Dataset rows about figures
* * * * *

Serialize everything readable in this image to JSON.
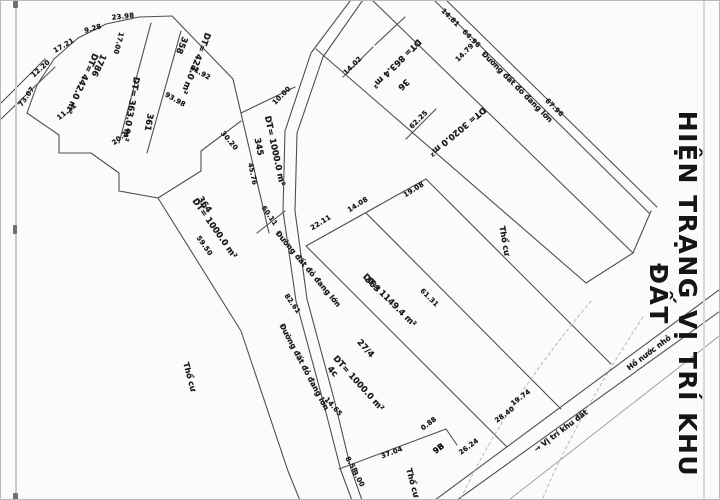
{
  "title": {
    "text": "HIỆN TRẠNG VỊ TRÍ KHU ĐẤT"
  },
  "colors": {
    "background": "#fbfbfb",
    "line": "#4f4f4f",
    "text": "#1b1b1b"
  },
  "map": {
    "area_labels": [
      {
        "text": "DT= 442.0 m²",
        "x": 80,
        "y": 82,
        "rot": 115
      },
      {
        "text": "1786",
        "x": 97,
        "y": 64,
        "rot": 115
      },
      {
        "text": "DT= 363.0 m²",
        "x": 129,
        "y": 108,
        "rot": 100
      },
      {
        "text": "361",
        "x": 147,
        "y": 121,
        "rot": 100
      },
      {
        "text": "DT= 423.0 m²",
        "x": 194,
        "y": 62,
        "rot": 112
      },
      {
        "text": "358",
        "x": 180,
        "y": 44,
        "rot": 112
      },
      {
        "text": "DT= 1000.0 m²",
        "x": 273,
        "y": 150,
        "rot": 78
      },
      {
        "text": "345",
        "x": 257,
        "y": 146,
        "rot": 78
      },
      {
        "text": "DT= 1000.0 m²",
        "x": 213,
        "y": 228,
        "rot": 55
      },
      {
        "text": "364",
        "x": 203,
        "y": 204,
        "rot": 55
      },
      {
        "text": "DT= 1149.4 m²",
        "x": 388,
        "y": 300,
        "rot": 45
      },
      {
        "text": "363",
        "x": 371,
        "y": 284,
        "rot": 45
      },
      {
        "text": "DT= 1000.0 m²",
        "x": 357,
        "y": 383,
        "rot": 48
      },
      {
        "text": "4c",
        "x": 331,
        "y": 371,
        "rot": 48
      },
      {
        "text": "27/4",
        "x": 364,
        "y": 348,
        "rot": 48
      },
      {
        "text": "DT= 863.4 m²",
        "x": 395,
        "y": 62,
        "rot": 135
      },
      {
        "text": "36",
        "x": 402,
        "y": 83,
        "rot": 135
      },
      {
        "text": "DT= 3020.0 m²",
        "x": 456,
        "y": 130,
        "rot": 140
      }
    ],
    "landuse_labels": [
      {
        "text": "Thổ cư",
        "x": 503,
        "y": 240,
        "rot": 80
      },
      {
        "text": "Thổ cư",
        "x": 188,
        "y": 376,
        "rot": 75
      },
      {
        "text": "Thổ cư",
        "x": 411,
        "y": 482,
        "rot": 75
      }
    ],
    "road_labels": [
      {
        "text": "Đường đất đỏ đang lớn",
        "x": 516,
        "y": 86,
        "rot": 45
      },
      {
        "text": "Đường đất đỏ đang lớn",
        "x": 307,
        "y": 268,
        "rot": 50
      },
      {
        "text": "Đường đất đỏ đang lớn",
        "x": 303,
        "y": 366,
        "rot": 62
      },
      {
        "text": "Hồ nước nhỏ",
        "x": 648,
        "y": 352,
        "rot": -37
      },
      {
        "text": "→ Vị trí khu đất",
        "x": 560,
        "y": 430,
        "rot": -37
      }
    ],
    "measurements": [
      {
        "text": "73.07",
        "x": 26,
        "y": 96,
        "rot": -55
      },
      {
        "text": "12.20",
        "x": 40,
        "y": 68,
        "rot": -42
      },
      {
        "text": "17.21",
        "x": 63,
        "y": 45,
        "rot": -30
      },
      {
        "text": "9.28",
        "x": 92,
        "y": 28,
        "rot": -16
      },
      {
        "text": "23.98",
        "x": 122,
        "y": 16,
        "rot": -6
      },
      {
        "text": "17.00",
        "x": 117,
        "y": 42,
        "rot": 105
      },
      {
        "text": "11.11",
        "x": 66,
        "y": 111,
        "rot": -38
      },
      {
        "text": "20.20",
        "x": 121,
        "y": 136,
        "rot": -38
      },
      {
        "text": "30.20",
        "x": 228,
        "y": 140,
        "rot": 50
      },
      {
        "text": "61.92",
        "x": 199,
        "y": 72,
        "rot": 30
      },
      {
        "text": "93.98",
        "x": 174,
        "y": 99,
        "rot": 30
      },
      {
        "text": "10.00",
        "x": 281,
        "y": 95,
        "rot": -45
      },
      {
        "text": "45.76",
        "x": 251,
        "y": 173,
        "rot": 78
      },
      {
        "text": "59.50",
        "x": 203,
        "y": 245,
        "rot": 55
      },
      {
        "text": "60.11",
        "x": 268,
        "y": 215,
        "rot": 55
      },
      {
        "text": "82.61",
        "x": 291,
        "y": 303,
        "rot": 55
      },
      {
        "text": "22.11",
        "x": 320,
        "y": 222,
        "rot": -32
      },
      {
        "text": "14.08",
        "x": 357,
        "y": 204,
        "rot": -32
      },
      {
        "text": "19.08",
        "x": 413,
        "y": 189,
        "rot": -32
      },
      {
        "text": "61.31",
        "x": 428,
        "y": 297,
        "rot": 45
      },
      {
        "text": "14.65",
        "x": 332,
        "y": 406,
        "rot": 48
      },
      {
        "text": "8.58",
        "x": 350,
        "y": 464,
        "rot": 60
      },
      {
        "text": "3.00",
        "x": 357,
        "y": 478,
        "rot": 60
      },
      {
        "text": "14.81",
        "x": 449,
        "y": 17,
        "rot": 45
      },
      {
        "text": "14.79",
        "x": 464,
        "y": 52,
        "rot": -45
      },
      {
        "text": "64.96",
        "x": 470,
        "y": 38,
        "rot": 45
      },
      {
        "text": "67.96",
        "x": 553,
        "y": 107,
        "rot": 45
      },
      {
        "text": "14.02",
        "x": 352,
        "y": 65,
        "rot": -45
      },
      {
        "text": "62.25",
        "x": 418,
        "y": 119,
        "rot": -45
      },
      {
        "text": "37.04",
        "x": 391,
        "y": 452,
        "rot": -21
      },
      {
        "text": "0.88",
        "x": 428,
        "y": 423,
        "rot": -37
      },
      {
        "text": "26.24",
        "x": 468,
        "y": 446,
        "rot": -37
      },
      {
        "text": "28.40",
        "x": 504,
        "y": 414,
        "rot": -37
      },
      {
        "text": "19.74",
        "x": 520,
        "y": 397,
        "rot": -37
      }
    ],
    "symbols": [
      {
        "text": "9B",
        "x": 438,
        "y": 448,
        "rot": -37
      }
    ]
  }
}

* * * * *

WHAT IS BEING ASKED: Images must not appear in the copy; reproduce everything else in the records verbatim.

THE OUTPUT:
Serialize everything readable in this image to JSON.
{
  "title": {
    "text": "HIỆN TRẠNG VỊ TRÍ KHU ĐẤT"
  },
  "colors": {
    "background": "#fbfbfb",
    "line": "#4f4f4f",
    "text": "#1b1b1b"
  },
  "map": {
    "area_labels": [
      {
        "text": "DT= 442.0 m²",
        "x": 80,
        "y": 82,
        "rot": 115
      },
      {
        "text": "1786",
        "x": 97,
        "y": 64,
        "rot": 115
      },
      {
        "text": "DT= 363.0 m²",
        "x": 129,
        "y": 108,
        "rot": 100
      },
      {
        "text": "361",
        "x": 147,
        "y": 121,
        "rot": 100
      },
      {
        "text": "DT= 423.0 m²",
        "x": 194,
        "y": 62,
        "rot": 112
      },
      {
        "text": "358",
        "x": 180,
        "y": 44,
        "rot": 112
      },
      {
        "text": "DT= 1000.0 m²",
        "x": 273,
        "y": 150,
        "rot": 78
      },
      {
        "text": "345",
        "x": 257,
        "y": 146,
        "rot": 78
      },
      {
        "text": "DT= 1000.0 m²",
        "x": 213,
        "y": 228,
        "rot": 55
      },
      {
        "text": "364",
        "x": 203,
        "y": 204,
        "rot": 55
      },
      {
        "text": "DT= 1149.4 m²",
        "x": 388,
        "y": 300,
        "rot": 45
      },
      {
        "text": "363",
        "x": 371,
        "y": 284,
        "rot": 45
      },
      {
        "text": "DT= 1000.0 m²",
        "x": 357,
        "y": 383,
        "rot": 48
      },
      {
        "text": "4c",
        "x": 331,
        "y": 371,
        "rot": 48
      },
      {
        "text": "27/4",
        "x": 364,
        "y": 348,
        "rot": 48
      },
      {
        "text": "DT= 863.4 m²",
        "x": 395,
        "y": 62,
        "rot": 135
      },
      {
        "text": "36",
        "x": 402,
        "y": 83,
        "rot": 135
      },
      {
        "text": "DT= 3020.0 m²",
        "x": 456,
        "y": 130,
        "rot": 140
      }
    ],
    "landuse_labels": [
      {
        "text": "Thổ cư",
        "x": 503,
        "y": 240,
        "rot": 80
      },
      {
        "text": "Thổ cư",
        "x": 188,
        "y": 376,
        "rot": 75
      },
      {
        "text": "Thổ cư",
        "x": 411,
        "y": 482,
        "rot": 75
      }
    ],
    "road_labels": [
      {
        "text": "Đường đất đỏ đang lớn",
        "x": 516,
        "y": 86,
        "rot": 45
      },
      {
        "text": "Đường đất đỏ đang lớn",
        "x": 307,
        "y": 268,
        "rot": 50
      },
      {
        "text": "Đường đất đỏ đang lớn",
        "x": 303,
        "y": 366,
        "rot": 62
      },
      {
        "text": "Hồ nước nhỏ",
        "x": 648,
        "y": 352,
        "rot": -37
      },
      {
        "text": "→ Vị trí khu đất",
        "x": 560,
        "y": 430,
        "rot": -37
      }
    ],
    "measurements": [
      {
        "text": "73.07",
        "x": 26,
        "y": 96,
        "rot": -55
      },
      {
        "text": "12.20",
        "x": 40,
        "y": 68,
        "rot": -42
      },
      {
        "text": "17.21",
        "x": 63,
        "y": 45,
        "rot": -30
      },
      {
        "text": "9.28",
        "x": 92,
        "y": 28,
        "rot": -16
      },
      {
        "text": "23.98",
        "x": 122,
        "y": 16,
        "rot": -6
      },
      {
        "text": "17.00",
        "x": 117,
        "y": 42,
        "rot": 105
      },
      {
        "text": "11.11",
        "x": 66,
        "y": 111,
        "rot": -38
      },
      {
        "text": "20.20",
        "x": 121,
        "y": 136,
        "rot": -38
      },
      {
        "text": "30.20",
        "x": 228,
        "y": 140,
        "rot": 50
      },
      {
        "text": "61.92",
        "x": 199,
        "y": 72,
        "rot": 30
      },
      {
        "text": "93.98",
        "x": 174,
        "y": 99,
        "rot": 30
      },
      {
        "text": "10.00",
        "x": 281,
        "y": 95,
        "rot": -45
      },
      {
        "text": "45.76",
        "x": 251,
        "y": 173,
        "rot": 78
      },
      {
        "text": "59.50",
        "x": 203,
        "y": 245,
        "rot": 55
      },
      {
        "text": "60.11",
        "x": 268,
        "y": 215,
        "rot": 55
      },
      {
        "text": "82.61",
        "x": 291,
        "y": 303,
        "rot": 55
      },
      {
        "text": "22.11",
        "x": 320,
        "y": 222,
        "rot": -32
      },
      {
        "text": "14.08",
        "x": 357,
        "y": 204,
        "rot": -32
      },
      {
        "text": "19.08",
        "x": 413,
        "y": 189,
        "rot": -32
      },
      {
        "text": "61.31",
        "x": 428,
        "y": 297,
        "rot": 45
      },
      {
        "text": "14.65",
        "x": 332,
        "y": 406,
        "rot": 48
      },
      {
        "text": "8.58",
        "x": 350,
        "y": 464,
        "rot": 60
      },
      {
        "text": "3.00",
        "x": 357,
        "y": 478,
        "rot": 60
      },
      {
        "text": "14.81",
        "x": 449,
        "y": 17,
        "rot": 45
      },
      {
        "text": "14.79",
        "x": 464,
        "y": 52,
        "rot": -45
      },
      {
        "text": "64.96",
        "x": 470,
        "y": 38,
        "rot": 45
      },
      {
        "text": "67.96",
        "x": 553,
        "y": 107,
        "rot": 45
      },
      {
        "text": "14.02",
        "x": 352,
        "y": 65,
        "rot": -45
      },
      {
        "text": "62.25",
        "x": 418,
        "y": 119,
        "rot": -45
      },
      {
        "text": "37.04",
        "x": 391,
        "y": 452,
        "rot": -21
      },
      {
        "text": "0.88",
        "x": 428,
        "y": 423,
        "rot": -37
      },
      {
        "text": "26.24",
        "x": 468,
        "y": 446,
        "rot": -37
      },
      {
        "text": "28.40",
        "x": 504,
        "y": 414,
        "rot": -37
      },
      {
        "text": "19.74",
        "x": 520,
        "y": 397,
        "rot": -37
      }
    ],
    "symbols": [
      {
        "text": "9B",
        "x": 438,
        "y": 448,
        "rot": -37
      }
    ]
  }
}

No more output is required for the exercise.